[과제 내용]:
아래 목록에서 문자열 "icon"가 들어 있는 줄이 몇 개인지 숫자만 답하세요. 대소문자를 구분해서 세어야 합니다.

공간 주석 기록:
::::::::::

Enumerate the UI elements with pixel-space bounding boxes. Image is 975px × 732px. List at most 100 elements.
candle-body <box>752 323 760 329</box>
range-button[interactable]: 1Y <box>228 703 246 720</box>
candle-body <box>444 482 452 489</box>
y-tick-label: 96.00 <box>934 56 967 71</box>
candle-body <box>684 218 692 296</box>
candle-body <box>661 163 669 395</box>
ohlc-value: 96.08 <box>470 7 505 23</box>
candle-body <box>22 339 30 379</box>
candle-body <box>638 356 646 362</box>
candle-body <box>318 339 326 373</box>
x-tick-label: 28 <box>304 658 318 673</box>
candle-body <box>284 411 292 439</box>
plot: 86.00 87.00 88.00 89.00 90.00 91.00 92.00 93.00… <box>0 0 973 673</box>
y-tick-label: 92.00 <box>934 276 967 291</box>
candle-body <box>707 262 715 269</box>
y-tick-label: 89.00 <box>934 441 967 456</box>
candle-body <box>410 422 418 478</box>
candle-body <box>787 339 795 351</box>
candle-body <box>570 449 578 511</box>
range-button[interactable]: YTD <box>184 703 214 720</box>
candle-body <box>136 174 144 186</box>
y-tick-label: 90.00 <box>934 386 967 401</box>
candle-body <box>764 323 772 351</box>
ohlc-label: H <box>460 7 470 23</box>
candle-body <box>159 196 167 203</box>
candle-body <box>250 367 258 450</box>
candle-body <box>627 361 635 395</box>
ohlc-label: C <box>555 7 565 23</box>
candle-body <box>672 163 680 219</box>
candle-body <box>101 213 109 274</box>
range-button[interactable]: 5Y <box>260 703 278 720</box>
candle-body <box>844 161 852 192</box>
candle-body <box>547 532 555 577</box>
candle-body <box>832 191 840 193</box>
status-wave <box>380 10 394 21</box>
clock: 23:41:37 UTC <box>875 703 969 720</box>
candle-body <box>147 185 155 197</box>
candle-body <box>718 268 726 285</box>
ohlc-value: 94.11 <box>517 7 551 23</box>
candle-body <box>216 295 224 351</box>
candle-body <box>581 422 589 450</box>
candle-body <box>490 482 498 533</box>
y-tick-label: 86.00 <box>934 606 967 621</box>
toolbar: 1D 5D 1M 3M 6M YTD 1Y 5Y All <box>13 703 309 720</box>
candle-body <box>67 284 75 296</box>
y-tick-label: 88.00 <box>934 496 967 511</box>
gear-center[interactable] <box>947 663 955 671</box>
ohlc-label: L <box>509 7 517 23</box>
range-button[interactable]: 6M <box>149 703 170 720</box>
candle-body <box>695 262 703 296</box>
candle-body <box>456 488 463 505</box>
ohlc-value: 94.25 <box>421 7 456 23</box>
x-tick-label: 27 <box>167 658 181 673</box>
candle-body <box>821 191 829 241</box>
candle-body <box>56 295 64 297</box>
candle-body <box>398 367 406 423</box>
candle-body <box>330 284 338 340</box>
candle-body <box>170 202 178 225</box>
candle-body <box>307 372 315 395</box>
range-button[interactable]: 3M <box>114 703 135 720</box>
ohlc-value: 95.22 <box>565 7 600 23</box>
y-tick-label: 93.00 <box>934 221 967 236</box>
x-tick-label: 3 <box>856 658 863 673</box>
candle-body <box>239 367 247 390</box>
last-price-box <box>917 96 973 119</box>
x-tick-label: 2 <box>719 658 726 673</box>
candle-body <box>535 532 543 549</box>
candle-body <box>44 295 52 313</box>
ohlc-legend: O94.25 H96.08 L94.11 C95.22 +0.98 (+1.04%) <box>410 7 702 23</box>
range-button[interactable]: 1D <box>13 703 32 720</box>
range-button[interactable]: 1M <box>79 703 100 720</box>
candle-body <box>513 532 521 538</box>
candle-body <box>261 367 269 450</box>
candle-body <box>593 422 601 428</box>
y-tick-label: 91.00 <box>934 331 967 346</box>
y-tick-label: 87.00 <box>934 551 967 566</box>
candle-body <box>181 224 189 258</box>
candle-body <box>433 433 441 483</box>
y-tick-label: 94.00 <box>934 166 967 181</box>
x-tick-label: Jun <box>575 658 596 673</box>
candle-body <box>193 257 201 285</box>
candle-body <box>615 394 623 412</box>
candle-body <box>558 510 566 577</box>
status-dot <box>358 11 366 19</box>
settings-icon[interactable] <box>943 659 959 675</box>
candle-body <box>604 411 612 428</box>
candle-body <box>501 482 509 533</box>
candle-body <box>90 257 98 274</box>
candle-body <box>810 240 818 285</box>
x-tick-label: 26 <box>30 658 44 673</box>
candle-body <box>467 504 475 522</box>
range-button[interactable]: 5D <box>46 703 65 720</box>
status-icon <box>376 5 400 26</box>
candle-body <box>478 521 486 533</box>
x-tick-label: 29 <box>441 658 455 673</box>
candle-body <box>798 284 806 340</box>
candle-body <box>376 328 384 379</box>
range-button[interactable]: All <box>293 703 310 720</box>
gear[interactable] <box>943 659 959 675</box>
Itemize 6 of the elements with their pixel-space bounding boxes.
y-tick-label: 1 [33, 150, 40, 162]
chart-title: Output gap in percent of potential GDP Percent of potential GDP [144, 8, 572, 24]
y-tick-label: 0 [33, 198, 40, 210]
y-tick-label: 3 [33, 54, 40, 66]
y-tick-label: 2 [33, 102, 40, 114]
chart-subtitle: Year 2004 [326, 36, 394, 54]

::::::::::

[결과]:
2